**DATA FOR THE TASK**

-- begin --

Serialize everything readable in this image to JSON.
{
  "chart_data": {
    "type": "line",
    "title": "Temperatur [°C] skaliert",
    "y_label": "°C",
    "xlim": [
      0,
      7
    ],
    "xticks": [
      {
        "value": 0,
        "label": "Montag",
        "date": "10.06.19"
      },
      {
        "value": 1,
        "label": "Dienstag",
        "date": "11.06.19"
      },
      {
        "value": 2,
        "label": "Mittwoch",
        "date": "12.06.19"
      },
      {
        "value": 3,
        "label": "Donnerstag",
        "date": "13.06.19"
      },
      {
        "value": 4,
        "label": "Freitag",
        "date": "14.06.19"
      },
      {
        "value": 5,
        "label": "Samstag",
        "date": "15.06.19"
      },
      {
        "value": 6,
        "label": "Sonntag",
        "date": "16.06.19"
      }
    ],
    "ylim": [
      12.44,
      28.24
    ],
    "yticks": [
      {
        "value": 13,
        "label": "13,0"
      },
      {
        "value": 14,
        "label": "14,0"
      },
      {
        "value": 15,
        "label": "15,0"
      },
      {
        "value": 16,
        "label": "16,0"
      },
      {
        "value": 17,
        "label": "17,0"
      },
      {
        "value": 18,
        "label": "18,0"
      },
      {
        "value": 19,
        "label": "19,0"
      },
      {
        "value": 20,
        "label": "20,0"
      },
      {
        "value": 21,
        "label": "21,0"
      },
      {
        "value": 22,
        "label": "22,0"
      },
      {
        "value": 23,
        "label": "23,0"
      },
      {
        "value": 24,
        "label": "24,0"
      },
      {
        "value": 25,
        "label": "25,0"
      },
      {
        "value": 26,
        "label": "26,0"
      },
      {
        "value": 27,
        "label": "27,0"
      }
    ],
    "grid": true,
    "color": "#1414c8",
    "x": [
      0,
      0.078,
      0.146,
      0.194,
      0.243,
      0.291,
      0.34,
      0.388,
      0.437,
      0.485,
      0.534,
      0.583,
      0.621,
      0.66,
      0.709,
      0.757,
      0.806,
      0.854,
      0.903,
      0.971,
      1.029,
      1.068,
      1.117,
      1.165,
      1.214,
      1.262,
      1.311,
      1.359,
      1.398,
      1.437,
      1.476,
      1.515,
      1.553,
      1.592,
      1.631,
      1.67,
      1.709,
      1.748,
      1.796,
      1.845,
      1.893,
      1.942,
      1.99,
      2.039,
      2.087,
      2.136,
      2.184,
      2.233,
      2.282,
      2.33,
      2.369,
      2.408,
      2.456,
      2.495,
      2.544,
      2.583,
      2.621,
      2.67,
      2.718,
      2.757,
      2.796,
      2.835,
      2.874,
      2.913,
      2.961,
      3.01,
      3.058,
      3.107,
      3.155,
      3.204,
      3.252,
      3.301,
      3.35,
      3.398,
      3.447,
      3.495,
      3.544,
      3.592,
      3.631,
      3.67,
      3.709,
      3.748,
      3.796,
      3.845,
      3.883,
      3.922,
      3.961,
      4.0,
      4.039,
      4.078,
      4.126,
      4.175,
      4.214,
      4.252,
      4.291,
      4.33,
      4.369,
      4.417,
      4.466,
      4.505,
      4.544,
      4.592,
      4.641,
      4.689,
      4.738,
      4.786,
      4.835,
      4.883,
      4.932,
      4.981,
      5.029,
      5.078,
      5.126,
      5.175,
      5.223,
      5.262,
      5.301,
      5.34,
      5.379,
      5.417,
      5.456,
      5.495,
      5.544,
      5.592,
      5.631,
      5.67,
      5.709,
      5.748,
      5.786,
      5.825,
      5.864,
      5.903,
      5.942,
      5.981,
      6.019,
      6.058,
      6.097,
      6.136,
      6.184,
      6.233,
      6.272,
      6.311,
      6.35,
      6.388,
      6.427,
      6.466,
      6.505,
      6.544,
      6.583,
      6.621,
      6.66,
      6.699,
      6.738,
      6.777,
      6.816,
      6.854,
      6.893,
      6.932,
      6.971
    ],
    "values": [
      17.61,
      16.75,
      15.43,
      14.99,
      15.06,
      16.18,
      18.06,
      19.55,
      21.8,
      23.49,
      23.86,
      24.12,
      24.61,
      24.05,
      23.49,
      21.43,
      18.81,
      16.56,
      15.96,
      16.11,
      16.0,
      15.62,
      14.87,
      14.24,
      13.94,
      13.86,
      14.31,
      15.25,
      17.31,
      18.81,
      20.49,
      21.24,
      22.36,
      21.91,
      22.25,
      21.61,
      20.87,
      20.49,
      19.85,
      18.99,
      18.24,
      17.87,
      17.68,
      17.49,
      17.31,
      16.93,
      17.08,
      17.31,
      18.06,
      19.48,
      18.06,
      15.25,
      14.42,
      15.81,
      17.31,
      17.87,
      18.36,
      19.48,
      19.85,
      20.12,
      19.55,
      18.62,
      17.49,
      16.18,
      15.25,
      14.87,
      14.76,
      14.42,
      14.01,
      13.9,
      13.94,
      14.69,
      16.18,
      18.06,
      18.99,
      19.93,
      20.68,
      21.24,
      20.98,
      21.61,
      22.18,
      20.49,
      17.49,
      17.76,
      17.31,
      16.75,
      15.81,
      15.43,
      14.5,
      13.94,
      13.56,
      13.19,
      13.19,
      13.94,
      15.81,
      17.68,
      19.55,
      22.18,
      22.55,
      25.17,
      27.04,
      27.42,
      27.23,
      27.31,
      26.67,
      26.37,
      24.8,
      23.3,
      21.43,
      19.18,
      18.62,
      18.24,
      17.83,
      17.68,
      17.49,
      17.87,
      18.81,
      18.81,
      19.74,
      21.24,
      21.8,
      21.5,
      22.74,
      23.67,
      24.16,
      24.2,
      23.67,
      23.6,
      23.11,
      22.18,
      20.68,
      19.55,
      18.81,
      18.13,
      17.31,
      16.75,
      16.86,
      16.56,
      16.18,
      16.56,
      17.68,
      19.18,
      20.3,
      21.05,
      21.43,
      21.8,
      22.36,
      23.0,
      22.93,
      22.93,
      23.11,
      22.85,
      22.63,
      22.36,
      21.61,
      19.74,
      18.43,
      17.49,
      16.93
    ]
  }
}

-- end --

**YOUR INSTRUCTIONS**
Pull every line containing the word "date" out of the material.

**WORKED ANSWER**
        "date": "10.06.19"
        "date": "11.06.19"
        "date": "12.06.19"
        "date": "13.06.19"
        "date": "14.06.19"
        "date": "15.06.19"
        "date": "16.06.19"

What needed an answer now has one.